### Given instruction
Copy every line of the data below word for word, leaving out the pictures.

□ □ □ □

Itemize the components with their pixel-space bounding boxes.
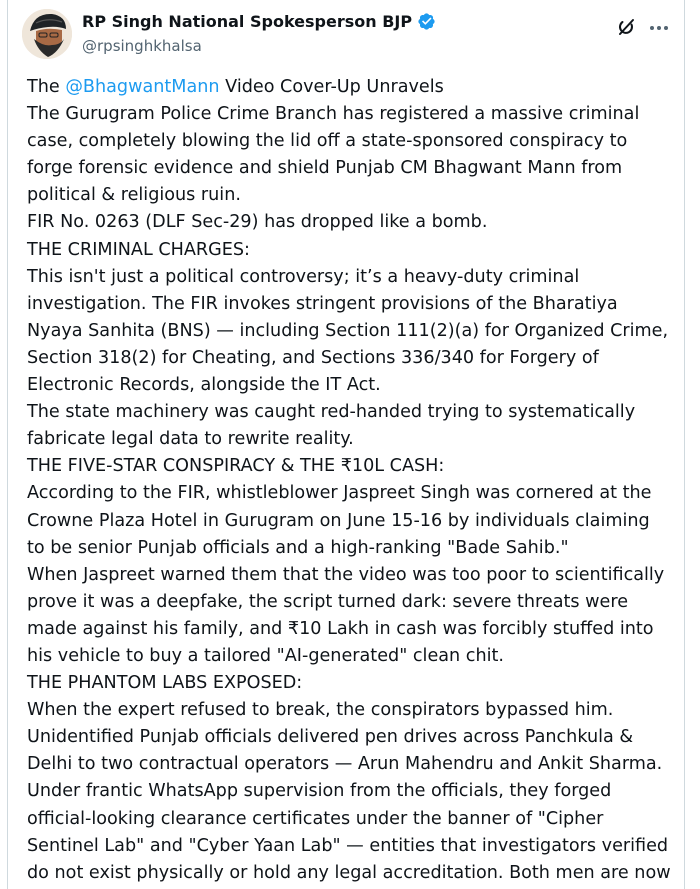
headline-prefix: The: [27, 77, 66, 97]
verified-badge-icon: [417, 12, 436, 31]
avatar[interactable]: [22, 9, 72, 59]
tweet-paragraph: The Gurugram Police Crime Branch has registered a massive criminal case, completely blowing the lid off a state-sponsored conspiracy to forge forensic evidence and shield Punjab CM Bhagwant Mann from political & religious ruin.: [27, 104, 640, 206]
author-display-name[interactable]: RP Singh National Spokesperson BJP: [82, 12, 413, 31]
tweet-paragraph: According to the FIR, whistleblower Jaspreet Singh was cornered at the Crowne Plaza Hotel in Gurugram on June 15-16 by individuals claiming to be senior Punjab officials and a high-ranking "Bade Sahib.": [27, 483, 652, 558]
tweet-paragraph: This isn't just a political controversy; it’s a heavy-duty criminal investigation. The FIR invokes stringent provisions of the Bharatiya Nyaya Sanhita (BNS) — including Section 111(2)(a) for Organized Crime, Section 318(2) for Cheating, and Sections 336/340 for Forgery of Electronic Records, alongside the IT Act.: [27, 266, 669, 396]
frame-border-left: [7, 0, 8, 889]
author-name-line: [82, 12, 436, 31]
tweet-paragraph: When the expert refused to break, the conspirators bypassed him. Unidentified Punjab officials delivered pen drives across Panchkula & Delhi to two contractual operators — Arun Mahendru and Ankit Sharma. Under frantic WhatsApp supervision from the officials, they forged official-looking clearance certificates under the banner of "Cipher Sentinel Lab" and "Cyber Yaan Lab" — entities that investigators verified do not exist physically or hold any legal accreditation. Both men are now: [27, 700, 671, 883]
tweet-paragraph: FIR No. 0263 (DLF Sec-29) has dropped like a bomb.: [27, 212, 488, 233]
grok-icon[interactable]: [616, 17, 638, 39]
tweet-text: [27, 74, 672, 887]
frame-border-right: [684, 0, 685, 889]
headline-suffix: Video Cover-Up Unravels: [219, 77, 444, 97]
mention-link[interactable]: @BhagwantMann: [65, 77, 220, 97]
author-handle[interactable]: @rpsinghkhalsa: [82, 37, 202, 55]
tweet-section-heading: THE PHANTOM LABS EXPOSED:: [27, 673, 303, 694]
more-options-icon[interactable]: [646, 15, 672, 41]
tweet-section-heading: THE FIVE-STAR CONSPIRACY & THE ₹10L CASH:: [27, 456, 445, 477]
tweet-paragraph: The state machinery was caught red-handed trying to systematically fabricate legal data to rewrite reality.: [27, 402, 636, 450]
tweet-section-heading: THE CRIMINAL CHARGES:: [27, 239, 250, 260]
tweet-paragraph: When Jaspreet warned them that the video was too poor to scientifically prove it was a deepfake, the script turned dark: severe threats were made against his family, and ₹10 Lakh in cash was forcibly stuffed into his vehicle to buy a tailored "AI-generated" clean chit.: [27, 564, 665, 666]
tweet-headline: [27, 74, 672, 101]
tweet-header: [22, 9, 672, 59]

□ □ □ □

### Full output
Itemize the components with their pixel-space bounding boxes.
headline-prefix: The: [27, 77, 66, 97]
verified-badge-icon: [417, 12, 436, 31]
avatar[interactable]: [22, 9, 72, 59]
tweet-paragraph: The Gurugram Police Crime Branch has registered a massive criminal case, completely blowing the lid off a state-sponsored conspiracy to forge forensic evidence and shield Punjab CM Bhagwant Mann from political & religious ruin.: [27, 104, 640, 206]
author-display-name[interactable]: RP Singh National Spokesperson BJP: [82, 12, 413, 31]
tweet-paragraph: According to the FIR, whistleblower Jaspreet Singh was cornered at the Crowne Plaza Hotel in Gurugram on June 15-16 by individuals claiming to be senior Punjab officials and a high-ranking "Bade Sahib.": [27, 483, 652, 558]
tweet-paragraph: This isn't just a political controversy; it’s a heavy-duty criminal investigation. The FIR invokes stringent provisions of the Bharatiya Nyaya Sanhita (BNS) — including Section 111(2)(a) for Organized Crime, Section 318(2) for Cheating, and Sections 336/340 for Forgery of Electronic Records, alongside the IT Act.: [27, 266, 669, 396]
frame-border-left: [7, 0, 8, 889]
author-name-line: [82, 12, 436, 31]
tweet-paragraph: When the expert refused to break, the conspirators bypassed him. Unidentified Punjab officials delivered pen drives across Panchkula & Delhi to two contractual operators — Arun Mahendru and Ankit Sharma. Under frantic WhatsApp supervision from the officials, they forged official-looking clearance certificates under the banner of "Cipher Sentinel Lab" and "Cyber Yaan Lab" — entities that investigators verified do not exist physically or hold any legal accreditation. Both men are now: [27, 700, 671, 883]
tweet-paragraph: FIR No. 0263 (DLF Sec-29) has dropped like a bomb.: [27, 212, 488, 233]
grok-icon[interactable]: [616, 17, 638, 39]
tweet-text: [27, 74, 672, 887]
frame-border-right: [684, 0, 685, 889]
headline-suffix: Video Cover-Up Unravels: [219, 77, 444, 97]
mention-link[interactable]: @BhagwantMann: [65, 77, 220, 97]
author-handle[interactable]: @rpsinghkhalsa: [82, 37, 202, 55]
tweet-section-heading: THE PHANTOM LABS EXPOSED:: [27, 673, 303, 694]
more-options-icon[interactable]: [646, 15, 672, 41]
tweet-section-heading: THE FIVE-STAR CONSPIRACY & THE ₹10L CASH:: [27, 456, 445, 477]
tweet-paragraph: The state machinery was caught red-handed trying to systematically fabricate legal data to rewrite reality.: [27, 402, 636, 450]
tweet-section-heading: THE CRIMINAL CHARGES:: [27, 239, 250, 260]
tweet-paragraph: When Jaspreet warned them that the video was too poor to scientifically prove it was a deepfake, the script turned dark: severe threats were made against his family, and ₹10 Lakh in cash was forcibly stuffed into his vehicle to buy a tailored "AI-generated" clean chit.: [27, 564, 665, 666]
tweet-headline: [27, 74, 672, 101]
tweet-header: [22, 9, 672, 59]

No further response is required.